All entries are to be quoted exactly; the images stay out of the copy.

##########

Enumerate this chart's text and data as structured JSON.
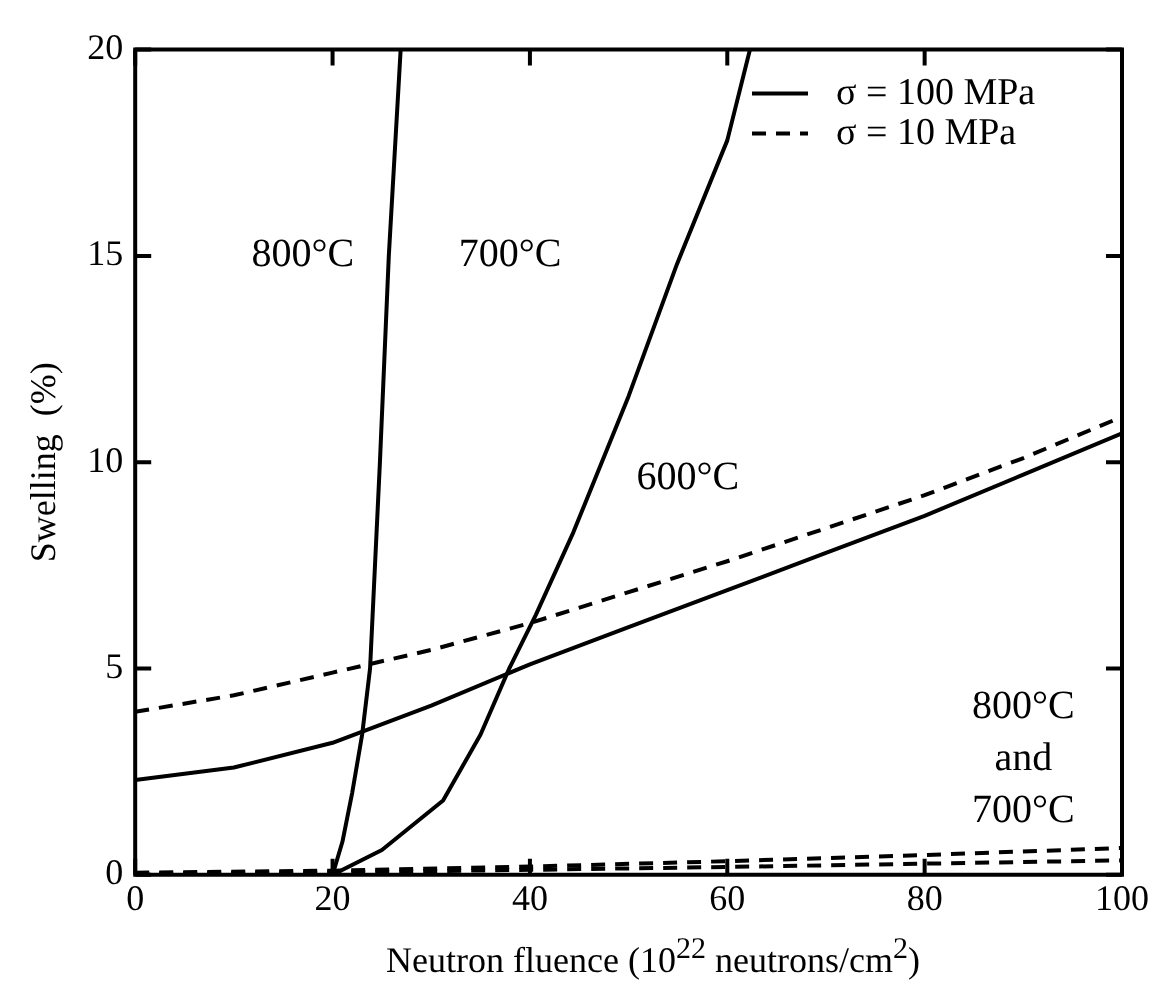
{
  "chart_data": {
    "type": "line",
    "xlabel": "Neutron fluence (10$^{22}$ neutrons/cm$^{2}$)",
    "ylabel": "Swelling  (%)",
    "series": [
      {
        "name": "σ = 100 MPa",
        "color": "#000000",
        "line_style": "solid",
        "x": [
          0,
          10,
          20,
          30,
          40,
          50,
          60,
          70,
          80,
          90,
          100
        ],
        "values": [
          2.3,
          2.6,
          3.2,
          4.1,
          5.1,
          6.0,
          6.9,
          7.8,
          8.7,
          9.7,
          10.7
        ]
      },
      {
        "name": "σ = 10 MPa",
        "color": "#000000",
        "line_style": "dashed",
        "x": [
          0,
          10,
          20,
          30,
          40,
          50,
          60,
          70,
          80,
          90,
          100
        ],
        "values": [
          3.95,
          4.35,
          4.9,
          5.45,
          6.1,
          6.85,
          7.6,
          8.4,
          9.2,
          10.1,
          11.1
        ]
      },
      {
        "color": "#000000",
        "line_style": "solid",
        "x": [
          20,
          21,
          22,
          23,
          23.8,
          24.8,
          25.7,
          26.9
        ],
        "values": [
          0,
          0.8,
          2,
          3.4,
          5,
          10,
          15,
          20
        ]
      },
      {
        "color": "#000000",
        "line_style": "solid",
        "x": [
          20,
          25,
          31.2,
          35,
          37.9,
          40.6,
          44.4,
          50,
          54.9,
          60,
          62.3
        ],
        "values": [
          0,
          0.6,
          1.8,
          3.4,
          5,
          6.3,
          8.3,
          11.6,
          14.8,
          17.8,
          20
        ]
      },
      {
        "color": "#000000",
        "line_style": "dashed",
        "x": [
          0,
          20,
          40,
          60,
          80,
          100
        ],
        "values": [
          0.05,
          0.1,
          0.2,
          0.33,
          0.48,
          0.65
        ]
      },
      {
        "color": "#000000",
        "line_style": "dashed",
        "x": [
          0,
          20,
          40,
          60,
          80,
          100
        ],
        "values": [
          0.03,
          0.06,
          0.12,
          0.19,
          0.27,
          0.35
        ]
      }
    ],
    "xlim": [
      0,
      100
    ],
    "xticks": [
      0,
      20,
      40,
      60,
      80,
      100
    ],
    "ylim": [
      0,
      20
    ],
    "yticks": [
      0,
      5,
      10,
      15,
      20
    ],
    "grid": false,
    "legend": "top right",
    "marker": "none",
    "annotations": [
      "800°C",
      "700°C",
      "600°C",
      "800°C\nand\n700°C"
    ]
  }
}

##########

| THE COMPLETED TASK |
Enumerate this chart's text and data as structured JSON.
{
  "chart_data": {
    "type": "line",
    "xlabel": "Neutron fluence (10$^{22}$ neutrons/cm$^{2}$)",
    "ylabel": "Swelling  (%)",
    "series": [
      {
        "name": "σ = 100 MPa",
        "color": "#000000",
        "line_style": "solid",
        "x": [
          0,
          10,
          20,
          30,
          40,
          50,
          60,
          70,
          80,
          90,
          100
        ],
        "values": [
          2.3,
          2.6,
          3.2,
          4.1,
          5.1,
          6.0,
          6.9,
          7.8,
          8.7,
          9.7,
          10.7
        ]
      },
      {
        "name": "σ = 10 MPa",
        "color": "#000000",
        "line_style": "dashed",
        "x": [
          0,
          10,
          20,
          30,
          40,
          50,
          60,
          70,
          80,
          90,
          100
        ],
        "values": [
          3.95,
          4.35,
          4.9,
          5.45,
          6.1,
          6.85,
          7.6,
          8.4,
          9.2,
          10.1,
          11.1
        ]
      },
      {
        "color": "#000000",
        "line_style": "solid",
        "x": [
          20,
          21,
          22,
          23,
          23.8,
          24.8,
          25.7,
          26.9
        ],
        "values": [
          0,
          0.8,
          2,
          3.4,
          5,
          10,
          15,
          20
        ]
      },
      {
        "color": "#000000",
        "line_style": "solid",
        "x": [
          20,
          25,
          31.2,
          35,
          37.9,
          40.6,
          44.4,
          50,
          54.9,
          60,
          62.3
        ],
        "values": [
          0,
          0.6,
          1.8,
          3.4,
          5,
          6.3,
          8.3,
          11.6,
          14.8,
          17.8,
          20
        ]
      },
      {
        "color": "#000000",
        "line_style": "dashed",
        "x": [
          0,
          20,
          40,
          60,
          80,
          100
        ],
        "values": [
          0.05,
          0.1,
          0.2,
          0.33,
          0.48,
          0.65
        ]
      },
      {
        "color": "#000000",
        "line_style": "dashed",
        "x": [
          0,
          20,
          40,
          60,
          80,
          100
        ],
        "values": [
          0.03,
          0.06,
          0.12,
          0.19,
          0.27,
          0.35
        ]
      }
    ],
    "xlim": [
      0,
      100
    ],
    "xticks": [
      0,
      20,
      40,
      60,
      80,
      100
    ],
    "ylim": [
      0,
      20
    ],
    "yticks": [
      0,
      5,
      10,
      15,
      20
    ],
    "grid": false,
    "legend": "top right",
    "marker": "none",
    "annotations": [
      "800°C",
      "700°C",
      "600°C",
      "800°C\nand\n700°C"
    ]
  }
}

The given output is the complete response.